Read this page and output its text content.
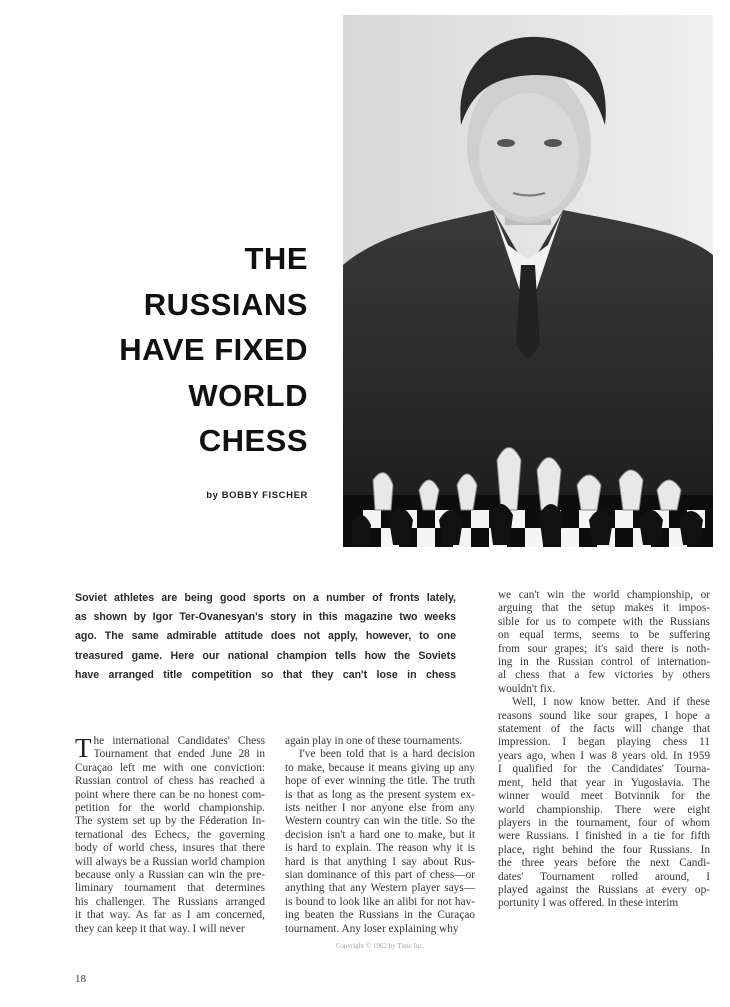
THE
RUSSIANS
HAVE FIXED
WORLD
CHESS
by BOBBY FISCHER
Soviet athletes are being good sports on a number of fronts lately,
as shown by Igor Ter-Ovanesyan's story in this magazine two weeks
ago. The same admirable attitude does not apply, however, to one
treasured game. Here our national champion tells how the Soviets
have arranged title competition so that they can't lose in chess
T he international Candidates' Chess
Tournament that ended June 28 in
Curaçao left me with one conviction:
Russian control of chess has reached a
point where there can be no honest com-
petition for the world championship.
The system set up by the Féderation In-
ternational des Echecs, the governing
body of world chess, insures that there
will always be a Russian world champion
because only a Russian can win the pre-
liminary tournament that determines
his challenger. The Russians arranged
it that way. As far as I am concerned,
they can keep it that way. I will never
again play in one of these tournaments.
I've been told that is a hard decision
to make, because it means giving up any
hope of ever winning the title. The truth
is that as long as the present system ex-
ists neither I nor anyone else from any
Western country can win the title. So the
decision isn't a hard one to make, but it
is hard to explain. The reason why it is
hard is that anything I say about Rus-
sian dominance of this part of chess—or
anything that any Western player says—
is bound to look like an alibi for not hav-
ing beaten the Russians in the Curaçao
tournament. Any loser explaining why
we can't win the world championship, or
arguing that the setup makes it impos-
sible for us to compete with the Russians
on equal terms, seems to be suffering
from sour grapes; it's said there is noth-
ing in the Russian control of internation-
al chess that a few victories by others
wouldn't fix.
Well, I now know better. And if these
reasons sound like sour grapes, I hope a
statement of the facts will change that
impression. I began playing chess 11
years ago, when I was 8 years old. In 1959
I qualified for the Candidates' Tourna-
ment, held that year in Yugoslavia. The
winner would meet Botvinnik for the
world championship. There were eight
players in the tournament, four of whom
were Russians. I finished in a tie for fifth
place, right behind the four Russians. In
the three years before the next Candi-
dates' Tournament rolled around, I
played against the Russians at every op-
portunity I was offered. In these interim
Copyright © 1962 by Time Inc.
18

----

Without the pictures, retype the whole of the material above exactly.

Read this page and output its text content.
THE
RUSSIANS
HAVE FIXED
WORLD
CHESS
by BOBBY FISCHER
Soviet athletes are being good sports on a number of fronts lately,
as shown by Igor Ter-Ovanesyan's story in this magazine two weeks
ago. The same admirable attitude does not apply, however, to one
treasured game. Here our national champion tells how the Soviets
have arranged title competition so that they can't lose in chess
T he international Candidates' Chess
Tournament that ended June 28 in
Curaçao left me with one conviction:
Russian control of chess has reached a
point where there can be no honest com-
petition for the world championship.
The system set up by the Féderation In-
ternational des Echecs, the governing
body of world chess, insures that there
will always be a Russian world champion
because only a Russian can win the pre-
liminary tournament that determines
his challenger. The Russians arranged
it that way. As far as I am concerned,
they can keep it that way. I will never
again play in one of these tournaments.
I've been told that is a hard decision
to make, because it means giving up any
hope of ever winning the title. The truth
is that as long as the present system ex-
ists neither I nor anyone else from any
Western country can win the title. So the
decision isn't a hard one to make, but it
is hard to explain. The reason why it is
hard is that anything I say about Rus-
sian dominance of this part of chess—or
anything that any Western player says—
is bound to look like an alibi for not hav-
ing beaten the Russians in the Curaçao
tournament. Any loser explaining why
we can't win the world championship, or
arguing that the setup makes it impos-
sible for us to compete with the Russians
on equal terms, seems to be suffering
from sour grapes; it's said there is noth-
ing in the Russian control of internation-
al chess that a few victories by others
wouldn't fix.
Well, I now know better. And if these
reasons sound like sour grapes, I hope a
statement of the facts will change that
impression. I began playing chess 11
years ago, when I was 8 years old. In 1959
I qualified for the Candidates' Tourna-
ment, held that year in Yugoslavia. The
winner would meet Botvinnik for the
world championship. There were eight
players in the tournament, four of whom
were Russians. I finished in a tie for fifth
place, right behind the four Russians. In
the three years before the next Candi-
dates' Tournament rolled around, I
played against the Russians at every op-
portunity I was offered. In these interim
Copyright © 1962 by Time Inc.
18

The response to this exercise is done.